START
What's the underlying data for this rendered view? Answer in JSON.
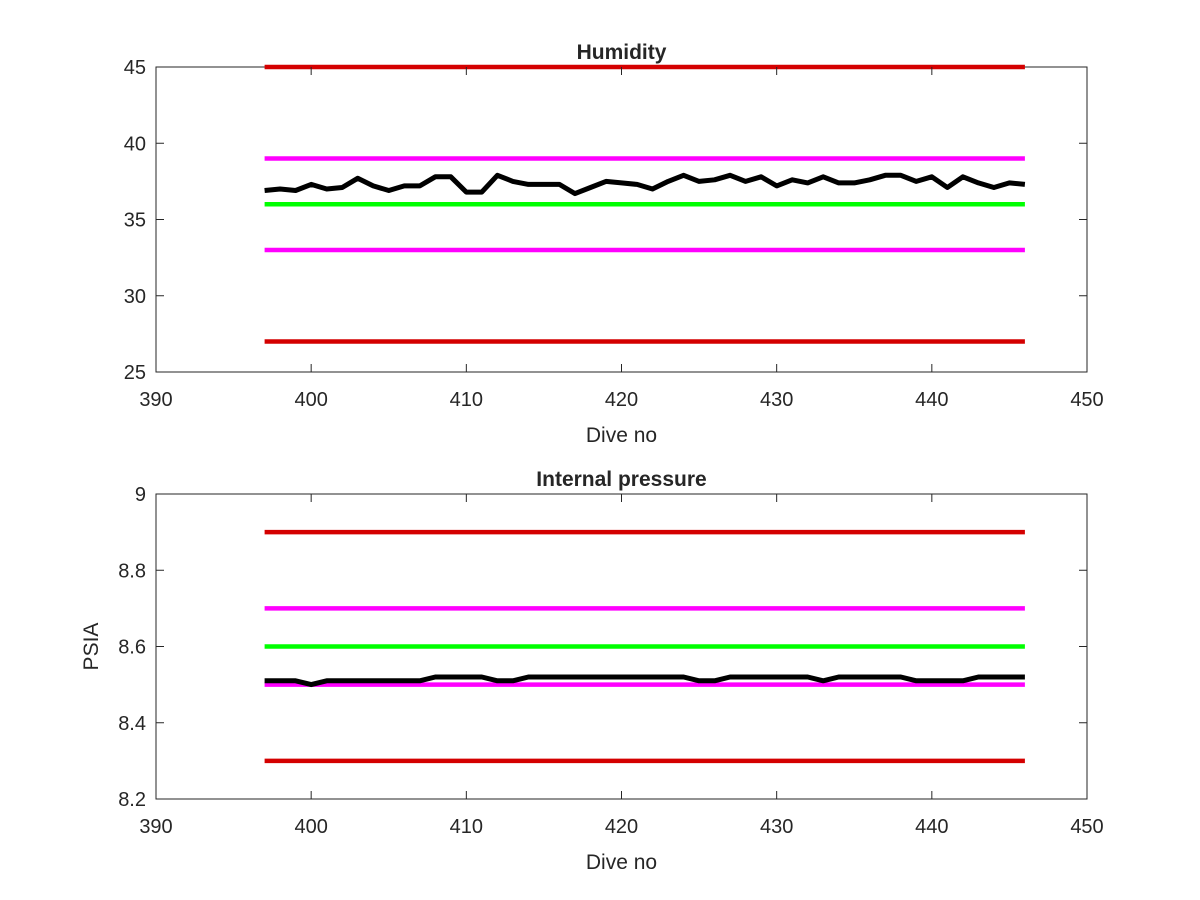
{
  "chart_data": [
    {
      "type": "line",
      "title": "Humidity",
      "xlabel": "Dive no",
      "ylabel": "",
      "xlim": [
        390,
        450
      ],
      "ylim": [
        25,
        45
      ],
      "xticks": [
        "390",
        "400",
        "410",
        "420",
        "430",
        "440",
        "450"
      ],
      "yticks": [
        "25",
        "30",
        "35",
        "40",
        "45"
      ],
      "grid": false,
      "series": [
        {
          "color": "#d40000",
          "x": [
            397,
            446
          ],
          "y": [
            45,
            45
          ]
        },
        {
          "color": "#ff00ff",
          "x": [
            397,
            446
          ],
          "y": [
            39,
            39
          ]
        },
        {
          "color": "#00ff00",
          "x": [
            397,
            446
          ],
          "y": [
            36,
            36
          ]
        },
        {
          "color": "#ff00ff",
          "x": [
            397,
            446
          ],
          "y": [
            33,
            33
          ]
        },
        {
          "color": "#d40000",
          "x": [
            397,
            446
          ],
          "y": [
            27,
            27
          ]
        },
        {
          "color": "#000000",
          "x": [
            397,
            398,
            399,
            400,
            401,
            402,
            403,
            404,
            405,
            406,
            407,
            408,
            409,
            410,
            411,
            412,
            413,
            414,
            415,
            416,
            417,
            418,
            419,
            420,
            421,
            422,
            423,
            424,
            425,
            426,
            427,
            428,
            429,
            430,
            431,
            432,
            433,
            434,
            435,
            436,
            437,
            438,
            439,
            440,
            441,
            442,
            443,
            444,
            445,
            446
          ],
          "y": [
            36.9,
            37.0,
            36.9,
            37.3,
            37.0,
            37.1,
            37.7,
            37.2,
            36.9,
            37.2,
            37.2,
            37.8,
            37.8,
            36.8,
            36.8,
            37.9,
            37.5,
            37.3,
            37.3,
            37.3,
            36.7,
            37.1,
            37.5,
            37.4,
            37.3,
            37.0,
            37.5,
            37.9,
            37.5,
            37.6,
            37.9,
            37.5,
            37.8,
            37.2,
            37.6,
            37.4,
            37.8,
            37.4,
            37.4,
            37.6,
            37.9,
            37.9,
            37.5,
            37.8,
            37.1,
            37.8,
            37.4,
            37.1,
            37.4,
            37.3
          ]
        }
      ]
    },
    {
      "type": "line",
      "title": "Internal pressure",
      "xlabel": "Dive no",
      "ylabel": "PSIA",
      "xlim": [
        390,
        450
      ],
      "ylim": [
        8.2,
        9.0
      ],
      "xticks": [
        "390",
        "400",
        "410",
        "420",
        "430",
        "440",
        "450"
      ],
      "yticks": [
        "8.2",
        "8.4",
        "8.6",
        "8.8",
        "9"
      ],
      "grid": false,
      "series": [
        {
          "color": "#d40000",
          "x": [
            397,
            446
          ],
          "y": [
            8.9,
            8.9
          ]
        },
        {
          "color": "#ff00ff",
          "x": [
            397,
            446
          ],
          "y": [
            8.7,
            8.7
          ]
        },
        {
          "color": "#00ff00",
          "x": [
            397,
            446
          ],
          "y": [
            8.6,
            8.6
          ]
        },
        {
          "color": "#ff00ff",
          "x": [
            397,
            446
          ],
          "y": [
            8.5,
            8.5
          ]
        },
        {
          "color": "#d40000",
          "x": [
            397,
            446
          ],
          "y": [
            8.3,
            8.3
          ]
        },
        {
          "color": "#000000",
          "x": [
            397,
            398,
            399,
            400,
            401,
            402,
            403,
            404,
            405,
            406,
            407,
            408,
            409,
            410,
            411,
            412,
            413,
            414,
            415,
            416,
            417,
            418,
            419,
            420,
            421,
            422,
            423,
            424,
            425,
            426,
            427,
            428,
            429,
            430,
            431,
            432,
            433,
            434,
            435,
            436,
            437,
            438,
            439,
            440,
            441,
            442,
            443,
            444,
            445,
            446
          ],
          "y": [
            8.51,
            8.51,
            8.51,
            8.5,
            8.51,
            8.51,
            8.51,
            8.51,
            8.51,
            8.51,
            8.51,
            8.52,
            8.52,
            8.52,
            8.52,
            8.51,
            8.51,
            8.52,
            8.52,
            8.52,
            8.52,
            8.52,
            8.52,
            8.52,
            8.52,
            8.52,
            8.52,
            8.52,
            8.51,
            8.51,
            8.52,
            8.52,
            8.52,
            8.52,
            8.52,
            8.52,
            8.51,
            8.52,
            8.52,
            8.52,
            8.52,
            8.52,
            8.51,
            8.51,
            8.51,
            8.51,
            8.52,
            8.52,
            8.52,
            8.52
          ]
        }
      ]
    }
  ]
}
END
Write the records above out again exactly, with no pictures in your copy.

What's the underlying data for this rendered view? Answer in JSON.
{
  "chart_data": [
    {
      "type": "line",
      "title": "Humidity",
      "xlabel": "Dive no",
      "ylabel": "",
      "xlim": [
        390,
        450
      ],
      "ylim": [
        25,
        45
      ],
      "xticks": [
        "390",
        "400",
        "410",
        "420",
        "430",
        "440",
        "450"
      ],
      "yticks": [
        "25",
        "30",
        "35",
        "40",
        "45"
      ],
      "grid": false,
      "series": [
        {
          "color": "#d40000",
          "x": [
            397,
            446
          ],
          "y": [
            45,
            45
          ]
        },
        {
          "color": "#ff00ff",
          "x": [
            397,
            446
          ],
          "y": [
            39,
            39
          ]
        },
        {
          "color": "#00ff00",
          "x": [
            397,
            446
          ],
          "y": [
            36,
            36
          ]
        },
        {
          "color": "#ff00ff",
          "x": [
            397,
            446
          ],
          "y": [
            33,
            33
          ]
        },
        {
          "color": "#d40000",
          "x": [
            397,
            446
          ],
          "y": [
            27,
            27
          ]
        },
        {
          "color": "#000000",
          "x": [
            397,
            398,
            399,
            400,
            401,
            402,
            403,
            404,
            405,
            406,
            407,
            408,
            409,
            410,
            411,
            412,
            413,
            414,
            415,
            416,
            417,
            418,
            419,
            420,
            421,
            422,
            423,
            424,
            425,
            426,
            427,
            428,
            429,
            430,
            431,
            432,
            433,
            434,
            435,
            436,
            437,
            438,
            439,
            440,
            441,
            442,
            443,
            444,
            445,
            446
          ],
          "y": [
            36.9,
            37.0,
            36.9,
            37.3,
            37.0,
            37.1,
            37.7,
            37.2,
            36.9,
            37.2,
            37.2,
            37.8,
            37.8,
            36.8,
            36.8,
            37.9,
            37.5,
            37.3,
            37.3,
            37.3,
            36.7,
            37.1,
            37.5,
            37.4,
            37.3,
            37.0,
            37.5,
            37.9,
            37.5,
            37.6,
            37.9,
            37.5,
            37.8,
            37.2,
            37.6,
            37.4,
            37.8,
            37.4,
            37.4,
            37.6,
            37.9,
            37.9,
            37.5,
            37.8,
            37.1,
            37.8,
            37.4,
            37.1,
            37.4,
            37.3
          ]
        }
      ]
    },
    {
      "type": "line",
      "title": "Internal pressure",
      "xlabel": "Dive no",
      "ylabel": "PSIA",
      "xlim": [
        390,
        450
      ],
      "ylim": [
        8.2,
        9.0
      ],
      "xticks": [
        "390",
        "400",
        "410",
        "420",
        "430",
        "440",
        "450"
      ],
      "yticks": [
        "8.2",
        "8.4",
        "8.6",
        "8.8",
        "9"
      ],
      "grid": false,
      "series": [
        {
          "color": "#d40000",
          "x": [
            397,
            446
          ],
          "y": [
            8.9,
            8.9
          ]
        },
        {
          "color": "#ff00ff",
          "x": [
            397,
            446
          ],
          "y": [
            8.7,
            8.7
          ]
        },
        {
          "color": "#00ff00",
          "x": [
            397,
            446
          ],
          "y": [
            8.6,
            8.6
          ]
        },
        {
          "color": "#ff00ff",
          "x": [
            397,
            446
          ],
          "y": [
            8.5,
            8.5
          ]
        },
        {
          "color": "#d40000",
          "x": [
            397,
            446
          ],
          "y": [
            8.3,
            8.3
          ]
        },
        {
          "color": "#000000",
          "x": [
            397,
            398,
            399,
            400,
            401,
            402,
            403,
            404,
            405,
            406,
            407,
            408,
            409,
            410,
            411,
            412,
            413,
            414,
            415,
            416,
            417,
            418,
            419,
            420,
            421,
            422,
            423,
            424,
            425,
            426,
            427,
            428,
            429,
            430,
            431,
            432,
            433,
            434,
            435,
            436,
            437,
            438,
            439,
            440,
            441,
            442,
            443,
            444,
            445,
            446
          ],
          "y": [
            8.51,
            8.51,
            8.51,
            8.5,
            8.51,
            8.51,
            8.51,
            8.51,
            8.51,
            8.51,
            8.51,
            8.52,
            8.52,
            8.52,
            8.52,
            8.51,
            8.51,
            8.52,
            8.52,
            8.52,
            8.52,
            8.52,
            8.52,
            8.52,
            8.52,
            8.52,
            8.52,
            8.52,
            8.51,
            8.51,
            8.52,
            8.52,
            8.52,
            8.52,
            8.52,
            8.52,
            8.51,
            8.52,
            8.52,
            8.52,
            8.52,
            8.52,
            8.51,
            8.51,
            8.51,
            8.51,
            8.52,
            8.52,
            8.52,
            8.52
          ]
        }
      ]
    }
  ]
}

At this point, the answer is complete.